> MATERIAL FOR THE TASK:
● ● ● ● ●
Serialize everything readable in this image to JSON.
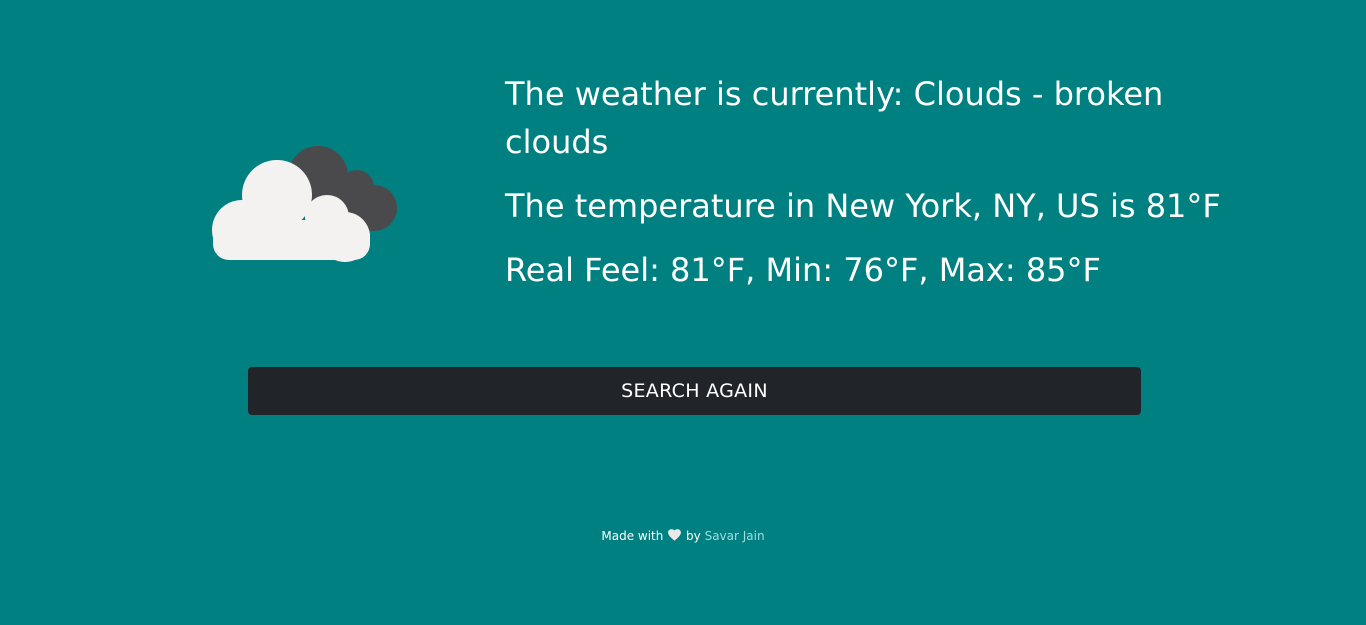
{
  "weather": {
    "icon": "clouds-icon",
    "description_line": "The weather is currently: Clouds - broken clouds",
    "temperature_line": "The temperature in New York, NY, US is 81°F",
    "details_line": "Real Feel: 81°F, Min: 76°F, Max: 85°F"
  },
  "actions": {
    "search_again_label": "SEARCH AGAIN"
  },
  "footer": {
    "prefix": "Made with",
    "heart_icon": "heart-icon",
    "by": "by",
    "author": "Savar Jain"
  },
  "colors": {
    "background": "#008080",
    "button": "#212529",
    "link": "#9fdde3"
  }
}
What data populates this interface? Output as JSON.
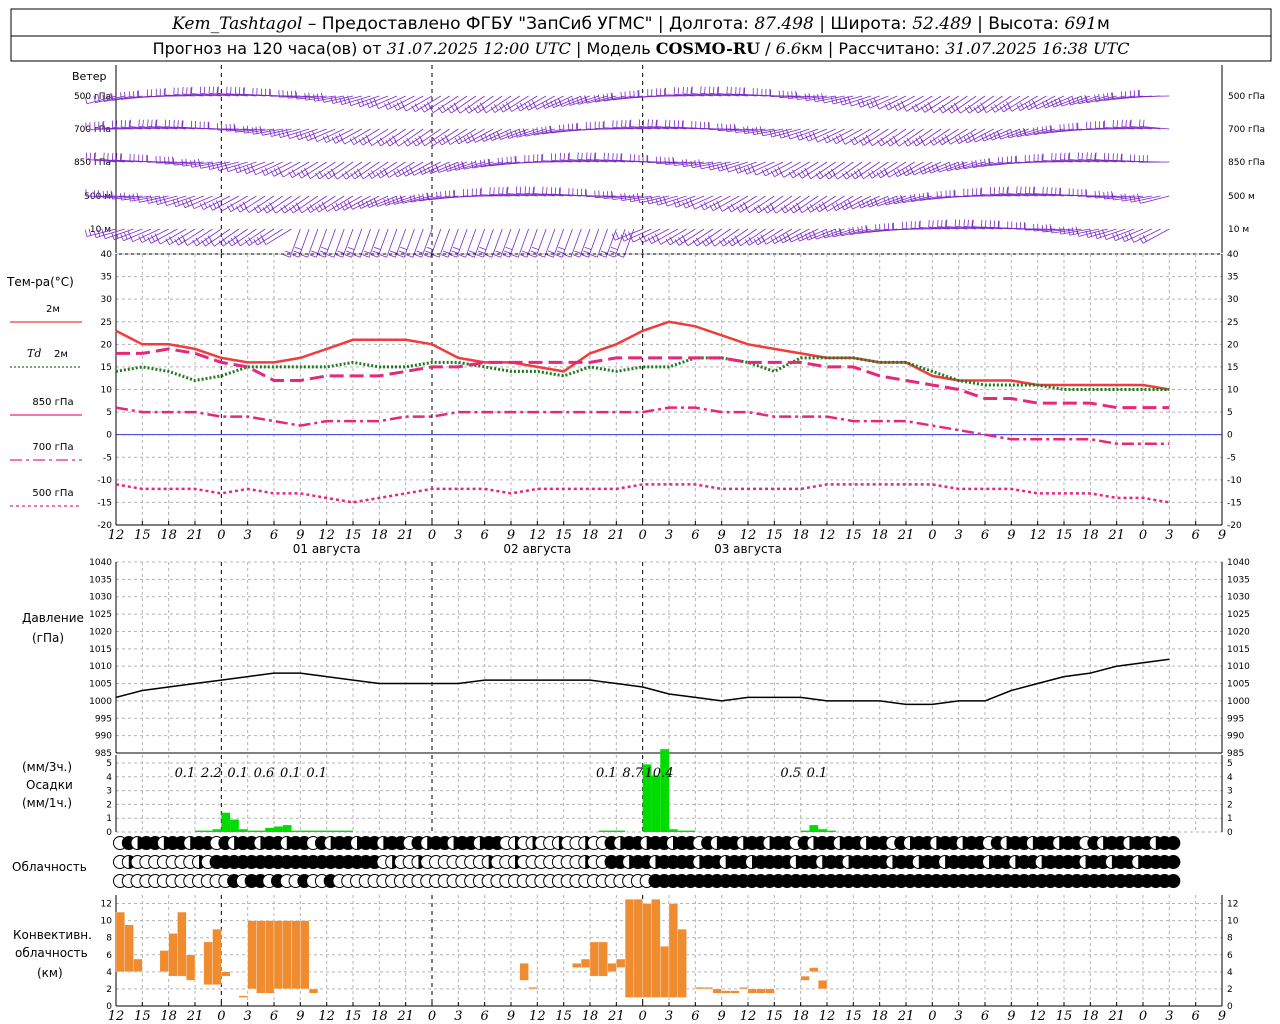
● ● ● ● ●
Every line above should be returned exactly; the pictures stay out.

Serialize everything readable in this image to JSON.
{
  "weather": {
    "icon": "clouds-icon",
    "description_line": "The weather is currently: Clouds - broken clouds",
    "temperature_line": "The temperature in New York, NY, US is 81°F",
    "details_line": "Real Feel: 81°F, Min: 76°F, Max: 85°F"
  },
  "actions": {
    "search_again_label": "SEARCH AGAIN"
  },
  "footer": {
    "prefix": "Made with",
    "heart_icon": "heart-icon",
    "by": "by",
    "author": "Savar Jain"
  },
  "colors": {
    "background": "#008080",
    "button": "#212529",
    "link": "#9fdde3"
  }
}
What data populates this interface? Output as JSON.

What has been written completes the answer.